— START Data shown —

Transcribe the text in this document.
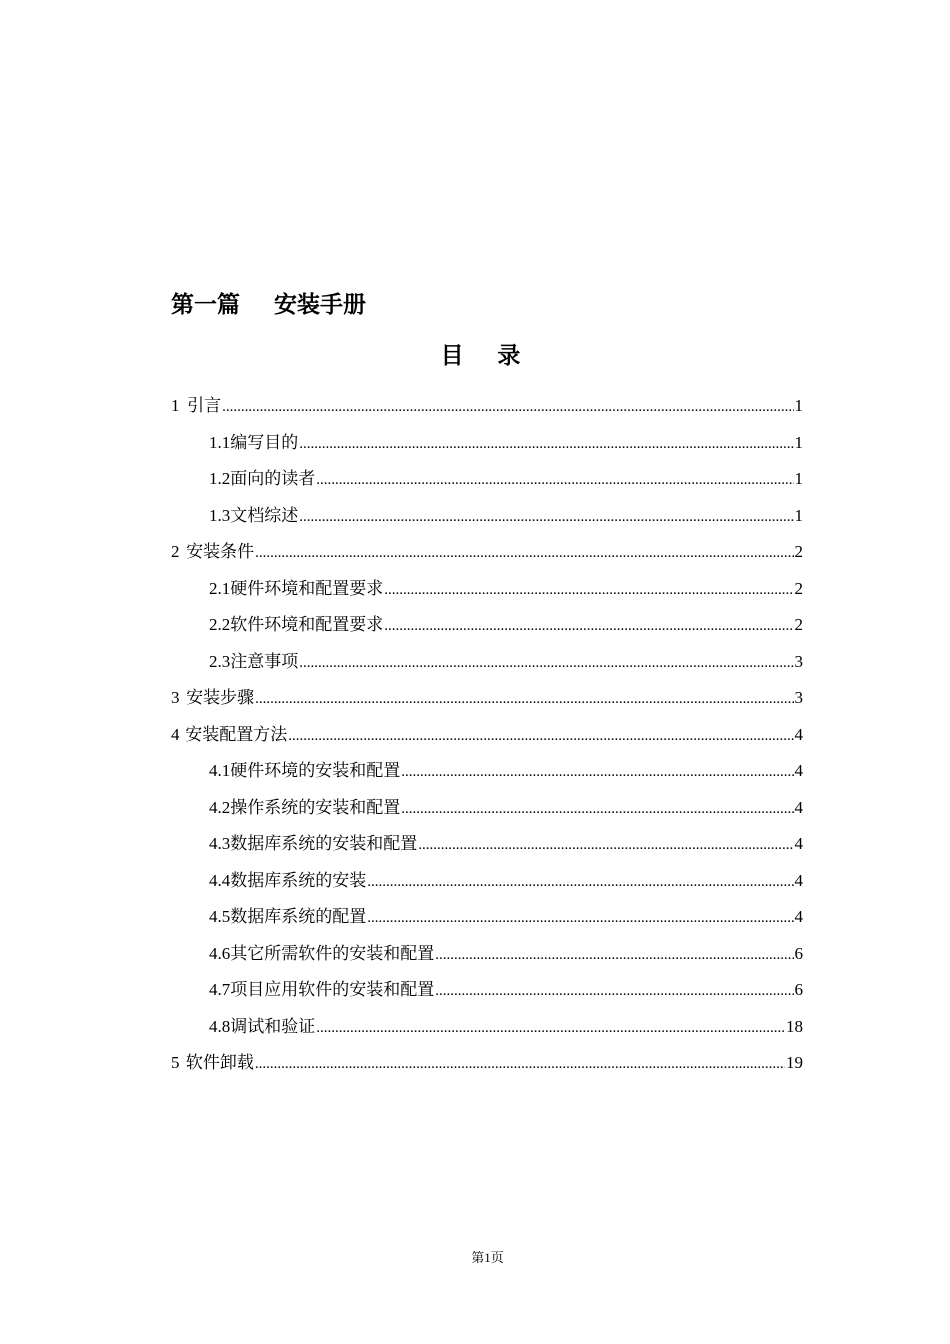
第一篇 安装手册
目 录
1 引言 .....	1
1.1 编写目的 .....	1
1.2 面向的读者 .....	1
1.3 文档综述 .....	1
2 安装条件 .....	2
2.1 硬件环境和配置要求 .....	2
2.2 软件环境和配置要求 .....	2
2.3 注意事项 .....	3
3 安装步骤 .....	3
4 安装配置方法 .....	4
4.1 硬件环境的安装和配置 .....	4
4.2 操作系统的安装和配置 .....	4
4.3 数据库系统的安装和配置 .....	4
4.4 数据库系统的安装 .....	4
4.5 数据库系统的配置 .....	4
4.6 其它所需软件的安装和配置 .....	6
4.7 项目应用软件的安装和配置 .....	6
4.8 调试和验证 .....	18
5 软件卸载 .....	19
第1页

— END Data shown —

Task: Reproduce every record word for word. The copy must contain no pictures.

Written solution:
Transcribe the text in this document.
第一篇 安装手册
目 录
1 引言 .....	1
1.1 编写目的 .....	1
1.2 面向的读者 .....	1
1.3 文档综述 .....	1
2 安装条件 .....	2
2.1 硬件环境和配置要求 .....	2
2.2 软件环境和配置要求 .....	2
2.3 注意事项 .....	3
3 安装步骤 .....	3
4 安装配置方法 .....	4
4.1 硬件环境的安装和配置 .....	4
4.2 操作系统的安装和配置 .....	4
4.3 数据库系统的安装和配置 .....	4
4.4 数据库系统的安装 .....	4
4.5 数据库系统的配置 .....	4
4.6 其它所需软件的安装和配置 .....	6
4.7 项目应用软件的安装和配置 .....	6
4.8 调试和验证 .....	18
5 软件卸载 .....	19
第1页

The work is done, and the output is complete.